◆ Task directions
Spot each line in the records below where the word "Settings" occurs, then copy it.

◆ Stored data

——

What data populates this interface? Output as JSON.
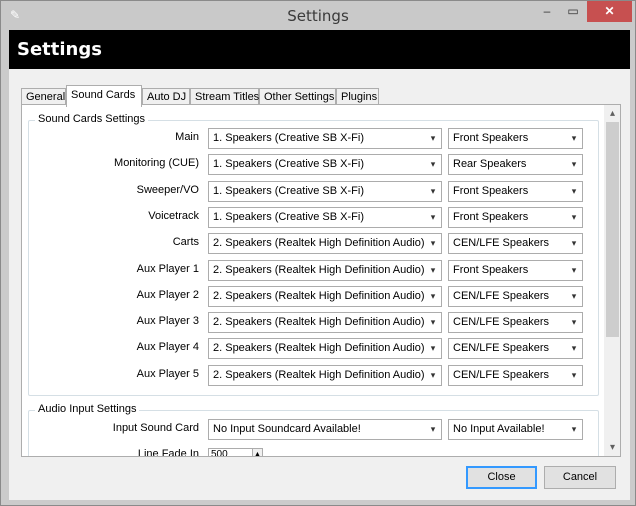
{
  "window": {
    "title": "Settings",
    "header": "Settings"
  },
  "tabs": [
    "General",
    "Sound Cards",
    "Auto DJ",
    "Stream Titles",
    "Other Settings",
    "Plugins"
  ],
  "sound_cards": {
    "group_label": "Sound Cards Settings",
    "rows": [
      {
        "label": "Main",
        "device": "1. Speakers (Creative SB X-Fi)",
        "channel": "Front Speakers"
      },
      {
        "label": "Monitoring (CUE)",
        "device": "1. Speakers (Creative SB X-Fi)",
        "channel": "Rear Speakers"
      },
      {
        "label": "Sweeper/VO",
        "device": "1. Speakers (Creative SB X-Fi)",
        "channel": "Front Speakers"
      },
      {
        "label": "Voicetrack",
        "device": "1. Speakers (Creative SB X-Fi)",
        "channel": "Front Speakers"
      },
      {
        "label": "Carts",
        "device": "2. Speakers (Realtek High Definition Audio)",
        "channel": "CEN/LFE Speakers"
      },
      {
        "label": "Aux Player 1",
        "device": "2. Speakers (Realtek High Definition Audio)",
        "channel": "Front Speakers"
      },
      {
        "label": "Aux Player 2",
        "device": "2. Speakers (Realtek High Definition Audio)",
        "channel": "CEN/LFE Speakers"
      },
      {
        "label": "Aux Player 3",
        "device": "2. Speakers (Realtek High Definition Audio)",
        "channel": "CEN/LFE Speakers"
      },
      {
        "label": "Aux Player 4",
        "device": "2. Speakers (Realtek High Definition Audio)",
        "channel": "CEN/LFE Speakers"
      },
      {
        "label": "Aux Player 5",
        "device": "2. Speakers (Realtek High Definition Audio)",
        "channel": "CEN/LFE Speakers"
      }
    ]
  },
  "audio_input": {
    "group_label": "Audio Input Settings",
    "input_label": "Input Sound Card",
    "input_device": "No Input Soundcard Available!",
    "input_channel": "No Input Available!",
    "fade_label": "Line Fade In",
    "fade_value": "500"
  },
  "buttons": {
    "close": "Close",
    "cancel": "Cancel"
  },
  "icons": {
    "dropdown": "▾",
    "scroll_up": "▴",
    "scroll_down": "▾",
    "spin_up": "▲"
  }
}
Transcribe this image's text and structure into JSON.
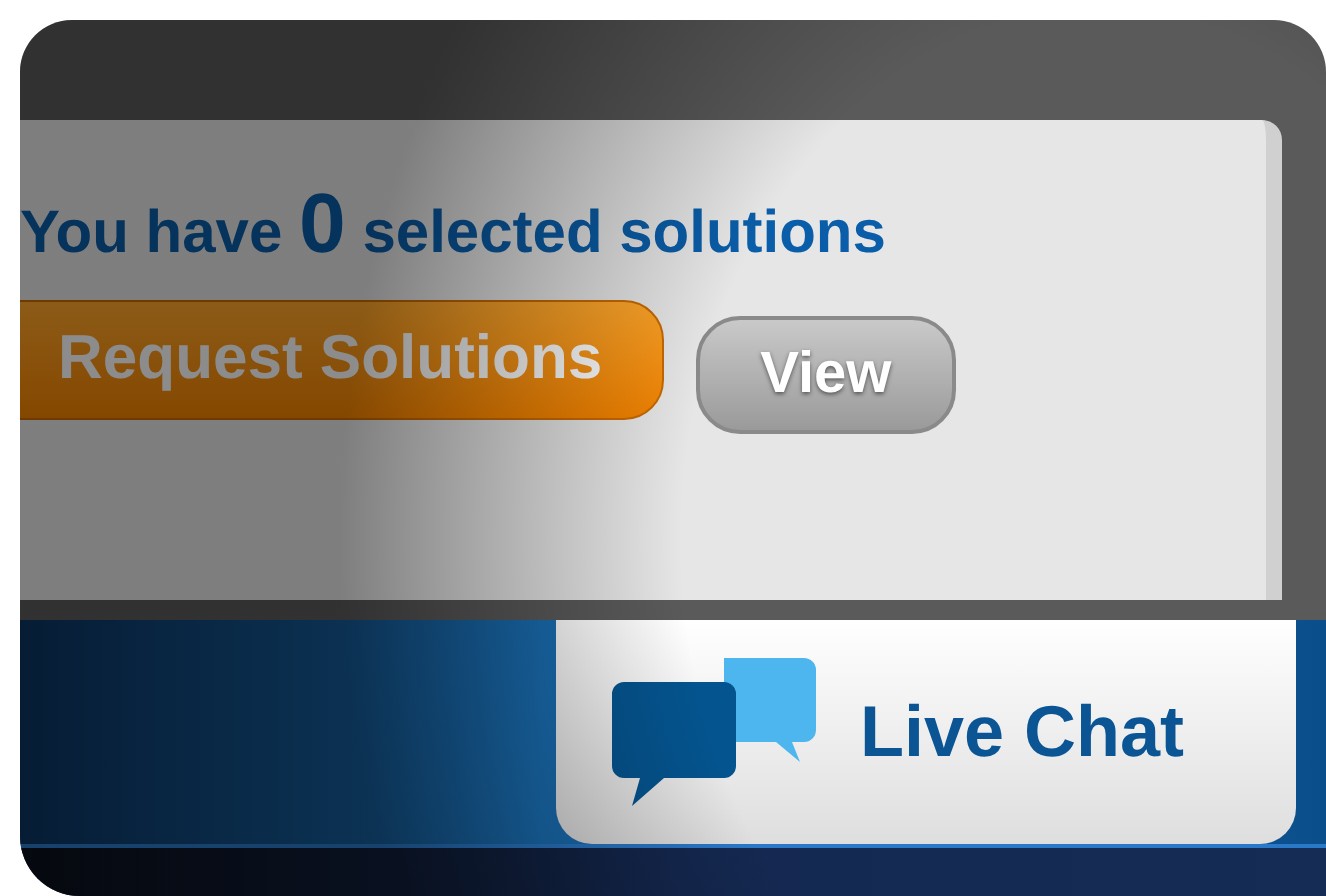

——

◆ Answer to the exercise
    "title": "Settings",
    "header": "Settings"
    "Other Settings",
    "group_label": "Sound Cards Settings",
    "group_label": "Audio Input Settings",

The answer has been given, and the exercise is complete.